(Tasks):
**A)** Answer these questions using the book review, one answer per line:
(i) Which publisher is named in parentheses after the book's title?
(ii) Which chapter covers the middle ages?
(iii) In the quoted passage, what did the conviction that unbelievers would be damned eternally lead to?
**B)** Transcribe the book review from "THE FREEDOM OF" to "in modern times.", keeping every word and punctuation mark unchanged.

(Document text):
%%

Adelaide Observer (SA : 1843 - 1904), Saturday 28 October 1893, page 14

Tuesday, 11 September 2018

THE FREEDOM OF THOUGHT

A DARINGLY HERETICAL BOOK
 COMPLETE INTELLECTUAL FREEDOM DEFENDED.

WILL THE WORK BE PROSECUTED?


"A History of Freedom of Thought," (by J. B. Bury, D.Litt., L.L.D. (Williams and Norgate), is one of the most remarkable books issued in recent years. The work is not merely a history of freedom of thought; it is an able and eloquent plea for freedom of thought. In fact, no rationalist could have written a more whole-hearted defence of rationalism. The fact that such a book can be published broadcast as one of a series of other books shows in a most striking way the remarkable growth of liberal sentiments in modern times.
 The first chapters of the book, "Reason Free," dealing with Greece and Rome; "Reason in Prison," dealing with the middle ages; and "Prospect of Deliverance," dealing with the Renaissance and the Reformation, are exceedingly well done, and set forth in a succinct and interesting way the position of free thought and free thinking from the days of the early Greek philosophers down to the days of Luther.
The author contends, not merely that the rise of Christianity in the early centuries of the Christian era was accompanied by the growth of ignorance, superstition, and bigotry; he holds that that growth was the direct and inevitable result of the very nature of Christian doctrines and the Christian Scriptures. He says: "The profound conviction that those who did not believe in its (the Christian Church's) doctrines would be damned eternally, and that God punishes theological error as if it were the most heinous of crimes, led naturally to persecution. It was a duty to impose on men the only true doctrine, seeing that their own eternal interests were at stake, and to hinder errors from spreading. Heretics were more than ordinary criminals, and the pains that man should inflict upon them were as nothing to the tortures awaiting them in hell." Really this was quite a logical position. If it was right of God to roast heretics hereafter, there could be nothing very wrong in anticipating Deity by doing a little preliminary roasting here. Besides, this course, granting that the doctrine of eternal torments for heresy is true, was the most merciful one. For surely it is better to roast a few heretics on earth than to permit them to live and preach their doctrines, with the final result of causing millions of heretics to be roasted in hell.

%%

(Data entries):
%%

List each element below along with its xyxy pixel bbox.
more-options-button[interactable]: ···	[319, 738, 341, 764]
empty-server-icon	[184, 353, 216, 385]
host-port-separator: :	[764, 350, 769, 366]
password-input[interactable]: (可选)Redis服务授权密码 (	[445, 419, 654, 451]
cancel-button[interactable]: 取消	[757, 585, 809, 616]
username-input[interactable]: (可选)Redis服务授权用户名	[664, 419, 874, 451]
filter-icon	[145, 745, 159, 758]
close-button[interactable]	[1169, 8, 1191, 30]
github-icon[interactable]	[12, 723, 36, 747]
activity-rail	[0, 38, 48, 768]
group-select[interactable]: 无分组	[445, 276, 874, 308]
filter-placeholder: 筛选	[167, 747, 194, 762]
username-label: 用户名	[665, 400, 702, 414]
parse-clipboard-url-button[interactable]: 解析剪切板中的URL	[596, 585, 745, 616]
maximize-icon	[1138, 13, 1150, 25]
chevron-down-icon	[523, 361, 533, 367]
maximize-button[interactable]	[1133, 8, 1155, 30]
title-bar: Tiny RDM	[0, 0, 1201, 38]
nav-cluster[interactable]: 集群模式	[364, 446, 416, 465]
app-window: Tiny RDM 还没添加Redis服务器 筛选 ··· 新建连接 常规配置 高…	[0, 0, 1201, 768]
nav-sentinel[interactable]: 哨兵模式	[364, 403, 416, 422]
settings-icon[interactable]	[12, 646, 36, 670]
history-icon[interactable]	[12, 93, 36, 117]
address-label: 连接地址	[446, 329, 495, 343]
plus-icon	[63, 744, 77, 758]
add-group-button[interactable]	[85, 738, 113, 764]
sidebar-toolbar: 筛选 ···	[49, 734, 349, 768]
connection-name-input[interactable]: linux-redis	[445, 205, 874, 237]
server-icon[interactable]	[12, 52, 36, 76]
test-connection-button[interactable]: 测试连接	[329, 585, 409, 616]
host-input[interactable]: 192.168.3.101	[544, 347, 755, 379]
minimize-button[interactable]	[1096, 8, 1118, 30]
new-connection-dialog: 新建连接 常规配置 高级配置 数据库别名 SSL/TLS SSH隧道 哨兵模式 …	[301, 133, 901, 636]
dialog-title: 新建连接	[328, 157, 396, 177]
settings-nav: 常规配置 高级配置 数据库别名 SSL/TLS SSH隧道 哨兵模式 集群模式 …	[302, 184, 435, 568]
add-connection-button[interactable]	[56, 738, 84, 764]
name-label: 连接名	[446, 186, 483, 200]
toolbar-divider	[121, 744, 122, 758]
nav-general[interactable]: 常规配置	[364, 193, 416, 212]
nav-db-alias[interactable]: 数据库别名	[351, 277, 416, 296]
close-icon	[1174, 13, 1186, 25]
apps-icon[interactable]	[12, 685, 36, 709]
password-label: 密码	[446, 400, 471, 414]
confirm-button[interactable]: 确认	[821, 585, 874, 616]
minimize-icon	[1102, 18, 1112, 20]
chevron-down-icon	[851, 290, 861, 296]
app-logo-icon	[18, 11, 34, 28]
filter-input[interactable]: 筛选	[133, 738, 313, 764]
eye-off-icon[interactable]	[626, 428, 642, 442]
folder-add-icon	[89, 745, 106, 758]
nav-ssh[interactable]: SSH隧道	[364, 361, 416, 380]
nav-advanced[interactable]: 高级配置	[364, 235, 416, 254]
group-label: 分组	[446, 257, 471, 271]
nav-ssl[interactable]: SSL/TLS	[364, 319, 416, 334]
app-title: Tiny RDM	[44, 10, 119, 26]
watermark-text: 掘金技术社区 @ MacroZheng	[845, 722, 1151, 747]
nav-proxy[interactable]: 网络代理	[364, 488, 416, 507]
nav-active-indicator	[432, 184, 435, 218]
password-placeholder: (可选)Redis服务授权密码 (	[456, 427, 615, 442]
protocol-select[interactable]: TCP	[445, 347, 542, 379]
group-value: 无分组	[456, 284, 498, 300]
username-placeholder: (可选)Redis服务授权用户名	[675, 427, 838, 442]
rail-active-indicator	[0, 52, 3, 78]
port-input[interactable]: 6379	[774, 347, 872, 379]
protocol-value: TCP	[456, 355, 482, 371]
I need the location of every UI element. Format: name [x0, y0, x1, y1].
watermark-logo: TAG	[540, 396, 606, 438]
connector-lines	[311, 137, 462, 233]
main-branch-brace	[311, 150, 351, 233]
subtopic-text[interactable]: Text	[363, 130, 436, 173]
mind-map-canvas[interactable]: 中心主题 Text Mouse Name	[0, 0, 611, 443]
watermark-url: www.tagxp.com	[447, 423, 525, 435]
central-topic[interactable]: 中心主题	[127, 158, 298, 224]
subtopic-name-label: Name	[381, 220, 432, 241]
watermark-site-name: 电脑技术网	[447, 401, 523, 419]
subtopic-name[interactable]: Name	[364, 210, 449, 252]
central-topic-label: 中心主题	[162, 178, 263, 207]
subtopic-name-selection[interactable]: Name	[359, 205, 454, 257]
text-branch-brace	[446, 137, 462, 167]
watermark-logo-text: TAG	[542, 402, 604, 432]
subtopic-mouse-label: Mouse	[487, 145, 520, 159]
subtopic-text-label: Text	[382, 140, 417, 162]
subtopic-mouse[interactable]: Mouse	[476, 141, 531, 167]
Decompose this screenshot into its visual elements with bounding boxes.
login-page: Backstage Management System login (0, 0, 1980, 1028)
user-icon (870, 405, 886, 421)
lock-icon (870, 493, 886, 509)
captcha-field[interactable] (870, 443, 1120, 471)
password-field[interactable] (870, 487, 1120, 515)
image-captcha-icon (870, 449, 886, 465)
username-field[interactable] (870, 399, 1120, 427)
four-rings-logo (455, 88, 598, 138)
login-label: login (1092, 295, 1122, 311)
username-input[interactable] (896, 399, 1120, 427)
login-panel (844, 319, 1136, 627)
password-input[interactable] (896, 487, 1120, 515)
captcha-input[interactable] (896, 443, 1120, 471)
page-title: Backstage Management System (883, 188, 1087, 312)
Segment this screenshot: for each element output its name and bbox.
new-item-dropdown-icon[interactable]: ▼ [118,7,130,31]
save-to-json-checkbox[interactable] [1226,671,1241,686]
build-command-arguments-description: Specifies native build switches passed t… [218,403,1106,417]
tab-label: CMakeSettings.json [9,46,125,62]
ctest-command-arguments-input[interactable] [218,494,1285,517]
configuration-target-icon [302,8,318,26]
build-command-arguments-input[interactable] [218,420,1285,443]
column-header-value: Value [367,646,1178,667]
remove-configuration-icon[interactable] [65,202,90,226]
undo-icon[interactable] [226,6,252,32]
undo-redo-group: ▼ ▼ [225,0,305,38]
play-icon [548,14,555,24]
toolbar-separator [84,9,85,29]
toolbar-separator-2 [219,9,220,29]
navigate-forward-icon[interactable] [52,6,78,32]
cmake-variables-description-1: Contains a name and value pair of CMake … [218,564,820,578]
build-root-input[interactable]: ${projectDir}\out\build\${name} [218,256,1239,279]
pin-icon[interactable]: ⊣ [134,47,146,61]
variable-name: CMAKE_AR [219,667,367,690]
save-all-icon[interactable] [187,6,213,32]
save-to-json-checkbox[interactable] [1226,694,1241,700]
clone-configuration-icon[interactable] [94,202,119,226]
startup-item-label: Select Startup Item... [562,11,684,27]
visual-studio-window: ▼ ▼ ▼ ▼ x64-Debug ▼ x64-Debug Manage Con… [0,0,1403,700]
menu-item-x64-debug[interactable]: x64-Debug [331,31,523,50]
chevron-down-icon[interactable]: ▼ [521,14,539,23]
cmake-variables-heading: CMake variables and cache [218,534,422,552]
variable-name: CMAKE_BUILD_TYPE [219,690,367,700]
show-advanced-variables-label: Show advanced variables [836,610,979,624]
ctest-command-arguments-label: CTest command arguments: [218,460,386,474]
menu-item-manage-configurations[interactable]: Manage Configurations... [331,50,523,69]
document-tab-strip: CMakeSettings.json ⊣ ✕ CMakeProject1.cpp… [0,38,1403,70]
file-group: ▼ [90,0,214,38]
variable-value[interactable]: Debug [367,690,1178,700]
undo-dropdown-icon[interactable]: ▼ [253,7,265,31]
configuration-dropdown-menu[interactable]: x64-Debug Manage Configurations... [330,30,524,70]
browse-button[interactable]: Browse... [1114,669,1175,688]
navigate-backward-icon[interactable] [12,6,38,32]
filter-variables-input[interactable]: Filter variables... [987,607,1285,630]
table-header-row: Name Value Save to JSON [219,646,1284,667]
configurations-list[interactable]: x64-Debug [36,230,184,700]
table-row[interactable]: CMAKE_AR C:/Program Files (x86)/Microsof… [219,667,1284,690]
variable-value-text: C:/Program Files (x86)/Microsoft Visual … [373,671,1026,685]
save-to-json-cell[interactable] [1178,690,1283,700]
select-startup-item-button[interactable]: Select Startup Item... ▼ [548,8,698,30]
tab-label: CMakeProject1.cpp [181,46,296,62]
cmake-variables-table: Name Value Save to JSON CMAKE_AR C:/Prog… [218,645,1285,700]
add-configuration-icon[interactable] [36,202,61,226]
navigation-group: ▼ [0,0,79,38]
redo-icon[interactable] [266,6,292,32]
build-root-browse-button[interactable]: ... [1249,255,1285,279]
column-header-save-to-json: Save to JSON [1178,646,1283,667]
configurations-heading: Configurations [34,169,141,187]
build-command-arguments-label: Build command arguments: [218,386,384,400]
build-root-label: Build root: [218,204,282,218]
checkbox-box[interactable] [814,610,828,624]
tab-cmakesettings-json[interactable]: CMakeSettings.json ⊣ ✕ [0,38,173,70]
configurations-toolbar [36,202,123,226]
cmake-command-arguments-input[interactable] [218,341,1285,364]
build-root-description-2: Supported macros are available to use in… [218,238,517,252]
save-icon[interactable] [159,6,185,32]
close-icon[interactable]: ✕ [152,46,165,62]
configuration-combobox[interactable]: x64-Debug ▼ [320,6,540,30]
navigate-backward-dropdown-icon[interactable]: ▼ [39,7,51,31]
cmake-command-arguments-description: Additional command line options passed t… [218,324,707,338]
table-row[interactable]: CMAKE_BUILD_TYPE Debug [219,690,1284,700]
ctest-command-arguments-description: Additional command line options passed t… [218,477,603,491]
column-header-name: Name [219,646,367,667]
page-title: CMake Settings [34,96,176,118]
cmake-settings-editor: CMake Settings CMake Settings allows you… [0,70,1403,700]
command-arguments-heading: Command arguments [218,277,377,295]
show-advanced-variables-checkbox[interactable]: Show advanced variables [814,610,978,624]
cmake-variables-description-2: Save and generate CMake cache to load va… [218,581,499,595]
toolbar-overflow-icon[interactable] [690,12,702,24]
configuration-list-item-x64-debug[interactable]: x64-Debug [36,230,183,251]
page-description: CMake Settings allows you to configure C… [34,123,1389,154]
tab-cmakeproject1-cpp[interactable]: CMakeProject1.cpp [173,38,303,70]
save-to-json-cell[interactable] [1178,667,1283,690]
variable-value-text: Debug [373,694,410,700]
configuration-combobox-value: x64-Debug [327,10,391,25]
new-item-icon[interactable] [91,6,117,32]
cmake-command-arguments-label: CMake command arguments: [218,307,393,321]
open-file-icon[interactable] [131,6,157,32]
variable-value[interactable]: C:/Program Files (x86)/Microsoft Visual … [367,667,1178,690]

%%

(Outputs):
**A)**
(i) Williams and Norgate
(ii) "Reason in Prison"
(iii) Persecution

**B)**
THE FREEDOM OF THOUGHT

A DARINGLY HERETICAL BOOK
 COMPLETE INTELLECTUAL FREEDOM DEFENDED.

WILL THE WORK BE PROSECUTED?


"A History of Freedom of Thought," (by J. B. Bury, D.Litt., L.L.D. (Williams and Norgate), is one of the most remarkable books issued in recent years. The work is not merely a history of freedom of thought; it is an able and eloquent plea for freedom of thought. In fact, no rationalist could have written a more whole-hearted defence of rationalism. The fact that such a book can be published broadcast as one of a series of other books shows in a most striking way the remarkable growth of liberal sentiments in modern times.